- Required work: Each line of the listing that contains the word "subtitle" is to be copied.

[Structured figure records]
-- -- --

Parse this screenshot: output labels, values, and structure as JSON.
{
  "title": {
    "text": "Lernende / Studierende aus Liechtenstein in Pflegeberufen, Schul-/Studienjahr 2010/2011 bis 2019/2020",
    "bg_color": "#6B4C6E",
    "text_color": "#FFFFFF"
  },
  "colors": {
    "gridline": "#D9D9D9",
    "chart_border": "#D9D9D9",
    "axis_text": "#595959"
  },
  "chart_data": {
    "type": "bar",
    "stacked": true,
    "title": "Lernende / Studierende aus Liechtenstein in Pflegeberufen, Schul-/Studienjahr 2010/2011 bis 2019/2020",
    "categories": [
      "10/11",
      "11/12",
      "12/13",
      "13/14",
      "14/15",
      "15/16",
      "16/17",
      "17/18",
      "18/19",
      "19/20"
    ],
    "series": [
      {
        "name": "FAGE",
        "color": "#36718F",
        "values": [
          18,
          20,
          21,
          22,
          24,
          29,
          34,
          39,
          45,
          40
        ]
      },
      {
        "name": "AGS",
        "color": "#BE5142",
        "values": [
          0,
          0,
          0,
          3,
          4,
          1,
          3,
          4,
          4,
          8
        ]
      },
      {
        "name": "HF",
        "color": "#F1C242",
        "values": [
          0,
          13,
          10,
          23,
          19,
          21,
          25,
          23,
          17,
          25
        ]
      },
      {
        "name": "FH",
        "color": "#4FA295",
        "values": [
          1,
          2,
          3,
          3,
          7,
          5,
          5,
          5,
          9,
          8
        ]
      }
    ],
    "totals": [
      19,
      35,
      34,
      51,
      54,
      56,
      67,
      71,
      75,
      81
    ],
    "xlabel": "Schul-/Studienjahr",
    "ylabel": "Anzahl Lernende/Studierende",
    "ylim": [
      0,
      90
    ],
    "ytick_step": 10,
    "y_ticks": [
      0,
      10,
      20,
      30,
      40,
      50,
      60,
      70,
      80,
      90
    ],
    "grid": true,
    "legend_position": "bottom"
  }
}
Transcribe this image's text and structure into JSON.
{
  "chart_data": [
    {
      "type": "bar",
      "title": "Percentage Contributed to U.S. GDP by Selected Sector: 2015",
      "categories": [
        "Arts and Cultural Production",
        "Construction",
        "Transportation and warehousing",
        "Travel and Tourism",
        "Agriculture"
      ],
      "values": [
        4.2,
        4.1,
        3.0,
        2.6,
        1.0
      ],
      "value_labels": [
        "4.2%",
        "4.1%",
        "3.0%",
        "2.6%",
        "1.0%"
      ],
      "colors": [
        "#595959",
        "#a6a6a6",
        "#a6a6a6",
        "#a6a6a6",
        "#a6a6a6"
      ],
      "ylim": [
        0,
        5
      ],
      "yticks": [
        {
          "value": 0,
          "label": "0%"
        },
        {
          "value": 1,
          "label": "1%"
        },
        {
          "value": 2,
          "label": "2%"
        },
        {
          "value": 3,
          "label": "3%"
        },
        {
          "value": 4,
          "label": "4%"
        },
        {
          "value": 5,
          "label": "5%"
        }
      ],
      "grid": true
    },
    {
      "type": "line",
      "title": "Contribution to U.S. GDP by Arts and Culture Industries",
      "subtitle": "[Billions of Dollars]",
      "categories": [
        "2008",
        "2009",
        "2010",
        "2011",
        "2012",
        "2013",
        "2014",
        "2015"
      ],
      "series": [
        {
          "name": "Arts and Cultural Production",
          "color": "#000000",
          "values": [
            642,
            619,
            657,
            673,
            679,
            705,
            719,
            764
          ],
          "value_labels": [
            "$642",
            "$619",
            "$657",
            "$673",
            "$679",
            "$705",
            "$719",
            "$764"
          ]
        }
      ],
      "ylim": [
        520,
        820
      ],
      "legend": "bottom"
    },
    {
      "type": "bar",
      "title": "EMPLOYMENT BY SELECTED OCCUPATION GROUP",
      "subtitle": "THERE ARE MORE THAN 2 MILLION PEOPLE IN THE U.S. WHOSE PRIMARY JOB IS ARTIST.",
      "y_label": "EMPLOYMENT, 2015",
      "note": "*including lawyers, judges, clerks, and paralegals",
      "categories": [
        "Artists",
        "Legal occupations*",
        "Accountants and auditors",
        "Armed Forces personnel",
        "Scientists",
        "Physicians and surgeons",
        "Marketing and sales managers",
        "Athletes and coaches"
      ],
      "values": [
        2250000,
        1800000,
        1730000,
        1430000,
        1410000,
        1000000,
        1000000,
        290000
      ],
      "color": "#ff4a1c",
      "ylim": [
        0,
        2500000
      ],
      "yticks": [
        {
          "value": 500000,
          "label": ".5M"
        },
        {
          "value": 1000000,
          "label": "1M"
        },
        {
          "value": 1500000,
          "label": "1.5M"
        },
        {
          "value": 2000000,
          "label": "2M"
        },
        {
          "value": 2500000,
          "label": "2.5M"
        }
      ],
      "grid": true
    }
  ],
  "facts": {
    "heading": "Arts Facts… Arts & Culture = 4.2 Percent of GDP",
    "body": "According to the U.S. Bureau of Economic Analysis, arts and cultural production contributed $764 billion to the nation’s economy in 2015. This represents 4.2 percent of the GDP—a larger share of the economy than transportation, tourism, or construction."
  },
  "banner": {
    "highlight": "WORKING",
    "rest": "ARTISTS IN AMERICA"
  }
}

-- -- --

- Exercise result:
      "subtitle": "[Billions of Dollars]",
      "subtitle": "THERE ARE MORE THAN 2 MILLION PEOPLE IN THE U.S. WHOSE PRIMARY JOB IS ARTIST.",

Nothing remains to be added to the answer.